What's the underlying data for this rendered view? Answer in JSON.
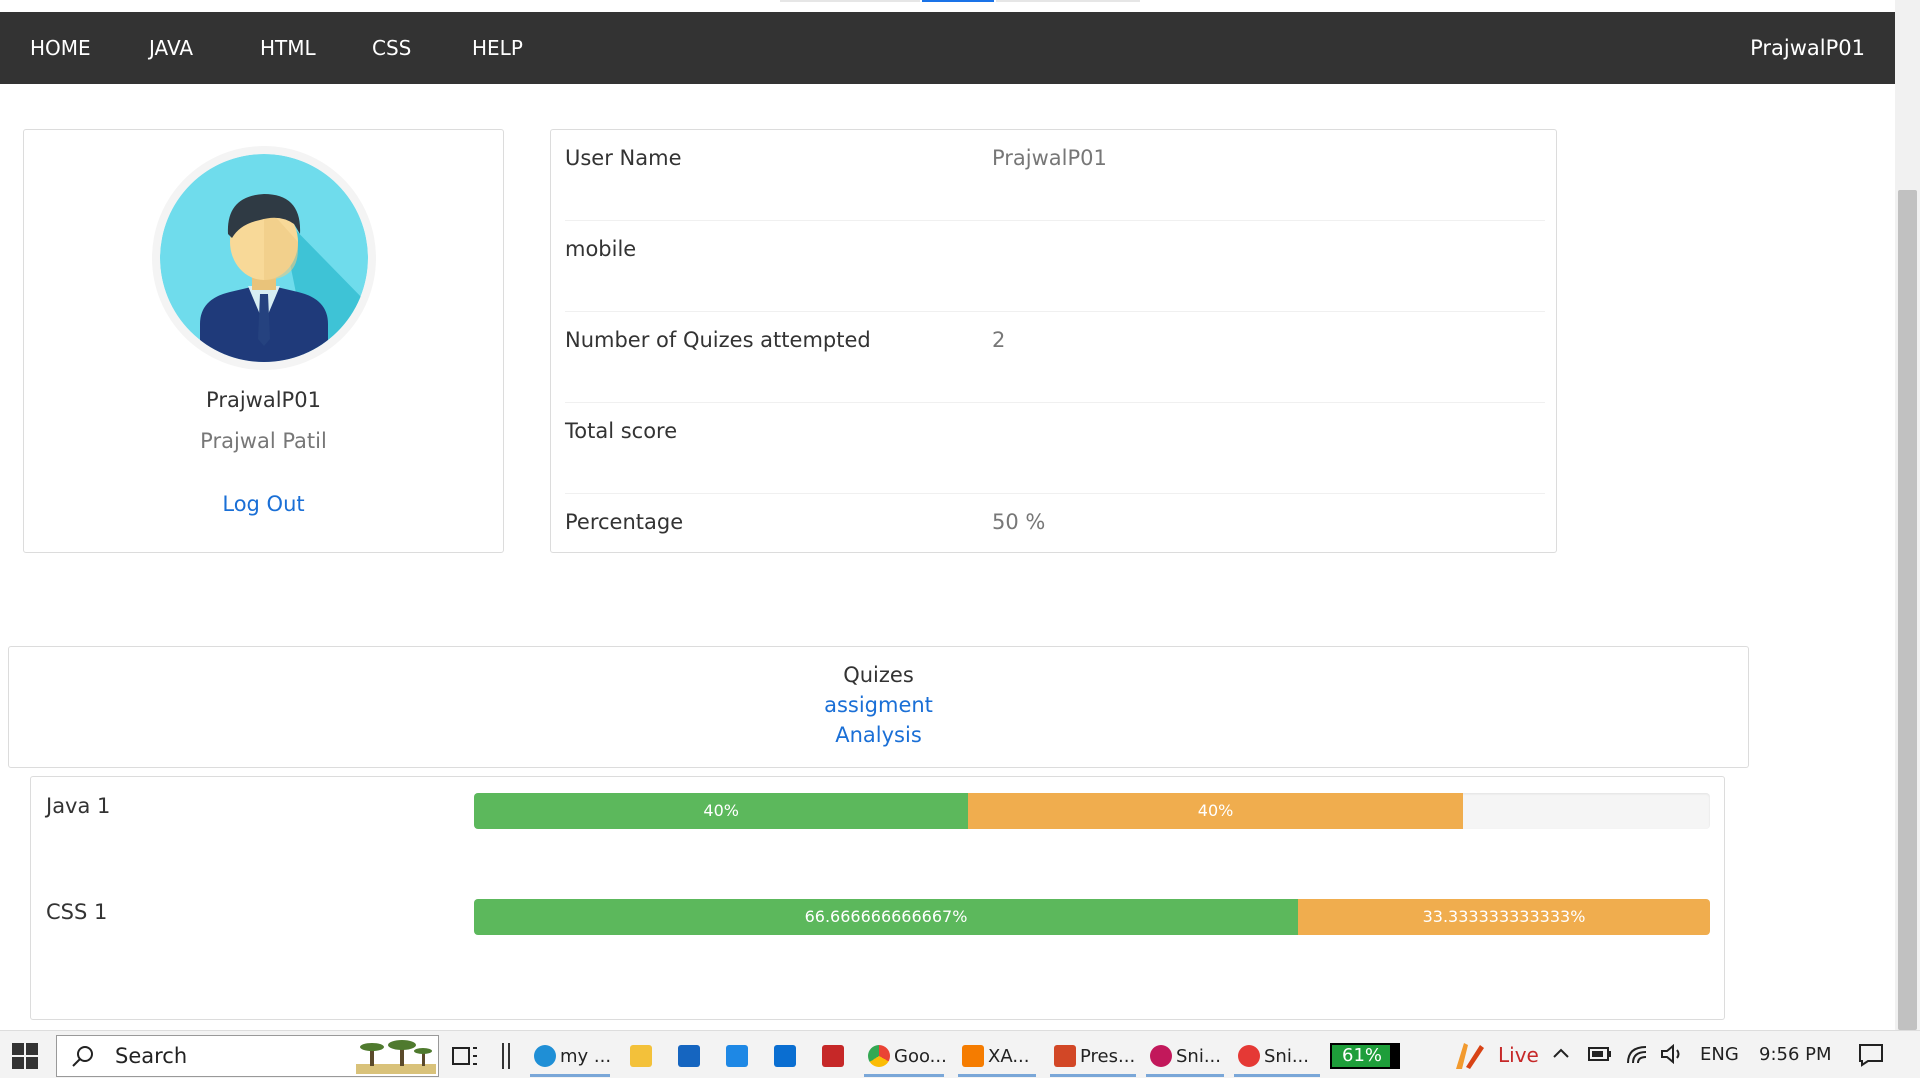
{
  "nav": {
    "items": [
      "HOME",
      "JAVA",
      "HTML",
      "CSS",
      "HELP"
    ],
    "user": "PrajwalP01"
  },
  "profile": {
    "username": "PrajwalP01",
    "full_name": "Prajwal Patil",
    "logout": "Log Out"
  },
  "details": [
    {
      "label": "User Name",
      "value": "PrajwalP01"
    },
    {
      "label": "mobile",
      "value": ""
    },
    {
      "label": "Number of Quizes attempted",
      "value": "2"
    },
    {
      "label": "Total score",
      "value": ""
    },
    {
      "label": "Percentage",
      "value": "50 %"
    }
  ],
  "quizes": {
    "title": "Quizes",
    "link_assignment": "assigment",
    "link_analysis": "Analysis"
  },
  "results": [
    {
      "name": "Java 1",
      "green_pct": 40,
      "green_label": "40%",
      "orange_pct": 40,
      "orange_label": "40%"
    },
    {
      "name": "CSS 1",
      "green_pct": 66.666666666667,
      "green_label": "66.666666666667%",
      "orange_pct": 33.333333333333,
      "orange_label": "33.333333333333%"
    }
  ],
  "colors": {
    "nav_bg": "#333333",
    "link": "#1a6fd6",
    "bar_green": "#5cb85c",
    "bar_orange": "#f0ad4e"
  },
  "taskbar": {
    "search_label": "Search",
    "apps": [
      {
        "name": "edge",
        "label": "my ...",
        "icon": "edge-icon"
      },
      {
        "name": "file-explorer",
        "label": "",
        "icon": "folder-icon"
      },
      {
        "name": "mail",
        "label": "",
        "icon": "mail-icon"
      },
      {
        "name": "l-app",
        "label": "",
        "icon": "l-app-icon"
      },
      {
        "name": "outlook",
        "label": "",
        "icon": "outlook-icon"
      },
      {
        "name": "mcafee",
        "label": "",
        "icon": "shield-icon"
      },
      {
        "name": "chrome",
        "label": "Goo...",
        "icon": "chrome-icon"
      },
      {
        "name": "xampp",
        "label": "XA...",
        "icon": "xampp-icon"
      },
      {
        "name": "powerpoint",
        "label": "Pres...",
        "icon": "powerpoint-icon"
      },
      {
        "name": "snip1",
        "label": "Sni...",
        "icon": "scissors-icon"
      },
      {
        "name": "snip2",
        "label": "Sni...",
        "icon": "scissors-icon"
      }
    ],
    "battery_label": "61%",
    "live_label": "Live",
    "language": "ENG",
    "time": "9:56 PM"
  }
}
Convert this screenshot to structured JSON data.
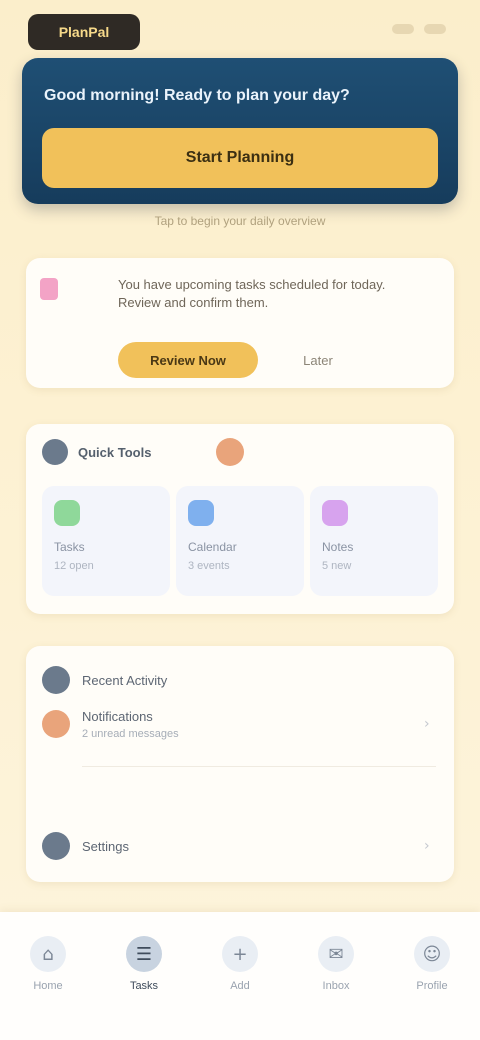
{
  "app": {
    "brand": "PlanPal"
  },
  "hero": {
    "title": "Good morning! Ready to plan your day?",
    "cta_label": "Start Planning",
    "caption": "Tap to begin your daily overview"
  },
  "reminder": {
    "text": "You have upcoming tasks scheduled for today. Review and confirm them.",
    "primary_label": "Review Now",
    "secondary_label": "Later"
  },
  "tools": {
    "title": "Quick Tools",
    "items": [
      {
        "label": "Tasks",
        "sub": "12 open",
        "color": "#8fd89a"
      },
      {
        "label": "Calendar",
        "sub": "3 events",
        "color": "#7fb0ee"
      },
      {
        "label": "Notes",
        "sub": "5 new",
        "color": "#d7a3ee"
      }
    ]
  },
  "list": {
    "items": [
      {
        "label": "Recent Activity",
        "sub": "",
        "color": "#6b7a8c"
      },
      {
        "label": "Notifications",
        "sub": "2 unread messages",
        "color": "#e9a47b"
      },
      {
        "label": "Settings",
        "sub": "",
        "color": "#6b7a8c"
      }
    ]
  },
  "nav": {
    "items": [
      {
        "label": "Home",
        "icon": "home-icon",
        "glyph": "⌂"
      },
      {
        "label": "Tasks",
        "icon": "list-icon",
        "glyph": "☰"
      },
      {
        "label": "Add",
        "icon": "plus-icon",
        "glyph": "+"
      },
      {
        "label": "Inbox",
        "icon": "inbox-icon",
        "glyph": "✉"
      },
      {
        "label": "Profile",
        "icon": "user-icon",
        "glyph": "☺"
      }
    ]
  }
}
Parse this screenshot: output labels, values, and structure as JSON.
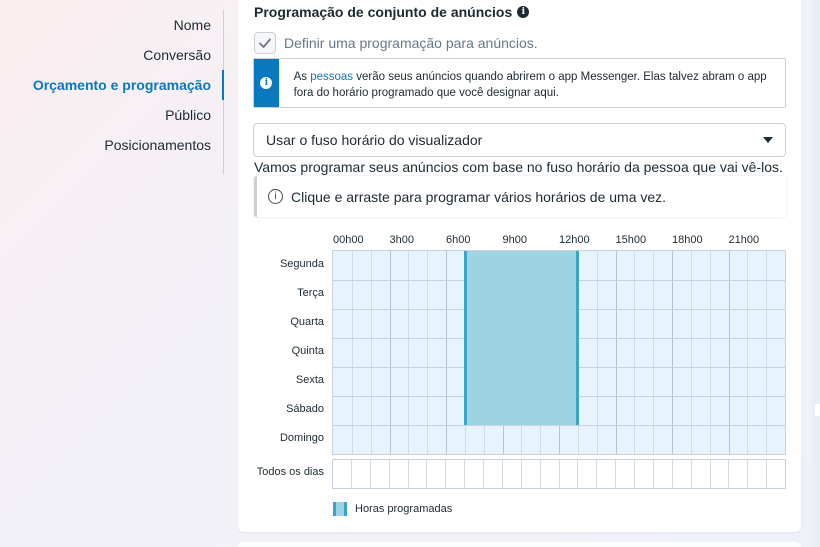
{
  "sidebar": {
    "items": [
      {
        "label": "Nome"
      },
      {
        "label": "Conversão"
      },
      {
        "label": "Orçamento e programação",
        "active": true
      },
      {
        "label": "Público"
      },
      {
        "label": "Posicionamentos"
      }
    ]
  },
  "section": {
    "title": "Programação de conjunto de anúncios",
    "checkbox_label": "Definir uma programação para anúncios.",
    "checkbox_checked": true
  },
  "notice": {
    "prefix": "As ",
    "link": "pessoas",
    "suffix": " verão seus anúncios quando abrirem o app Messenger. Elas talvez abram o app fora do horário programado que você designar aqui."
  },
  "timezone_select": {
    "value": "Usar o fuso horário do visualizador"
  },
  "description": "Vamos programar seus anúncios com base no fuso horário da pessoa que vai vê-los.",
  "hint": "Clique e arraste para programar vários horários de uma vez.",
  "schedule": {
    "hour_labels": [
      "00h00",
      "3h00",
      "6h00",
      "9h00",
      "12h00",
      "15h00",
      "18h00",
      "21h00"
    ],
    "days": [
      "Segunda",
      "Terça",
      "Quarta",
      "Quinta",
      "Sexta",
      "Sábado",
      "Domingo"
    ],
    "all_days_label": "Todos os dias",
    "legend_label": "Horas programadas",
    "scheduled_start_hour": 7,
    "scheduled_end_hour": 13,
    "scheduled_days": [
      "Segunda",
      "Terça",
      "Quarta",
      "Quinta",
      "Sexta",
      "Sábado"
    ]
  },
  "colors": {
    "accent": "#0a78be",
    "scheduled_fill": "#9dd3e3",
    "scheduled_border": "#3aa6c7",
    "grid_bg": "#e7f3fd"
  }
}
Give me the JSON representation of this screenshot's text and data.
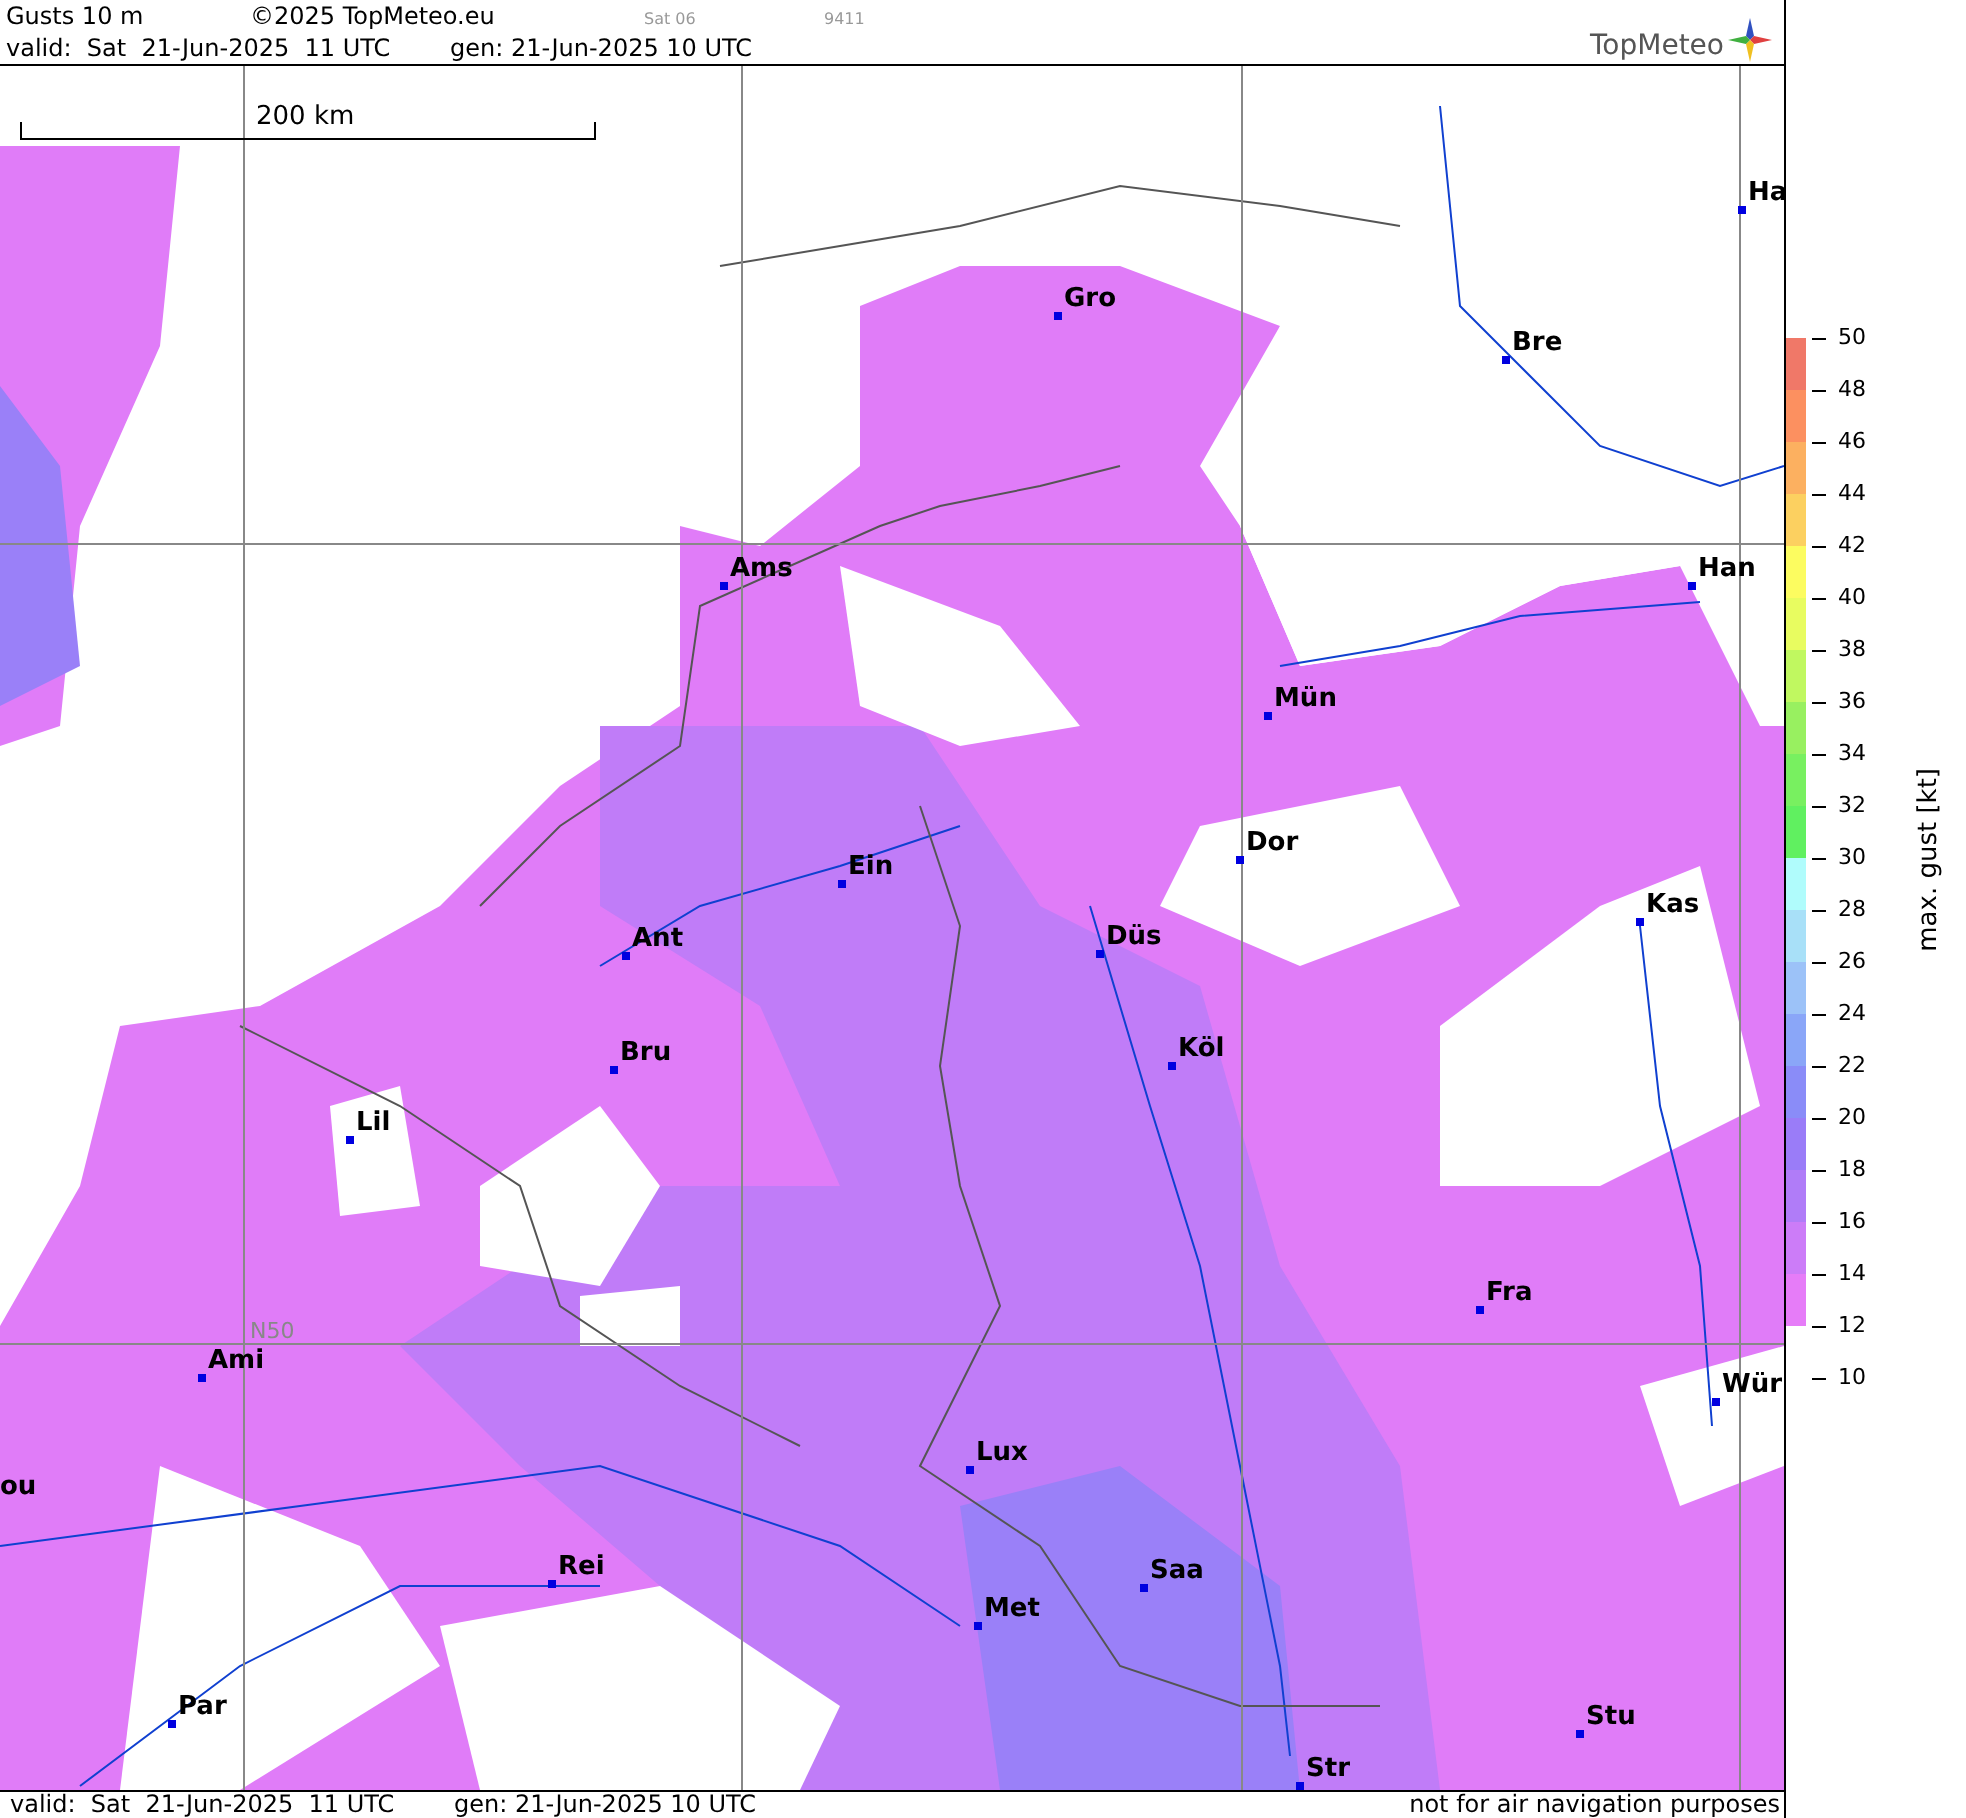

○ ○ ○

Instruction
Locate and copy each line in the data above that includes the word "screenshot".

Solution for this task
Convert this screenshot to structured JSON data.
Parse this screenshot: output labels, values, and structure as JSON.
Give me the JSON representation of this screenshot's text and data.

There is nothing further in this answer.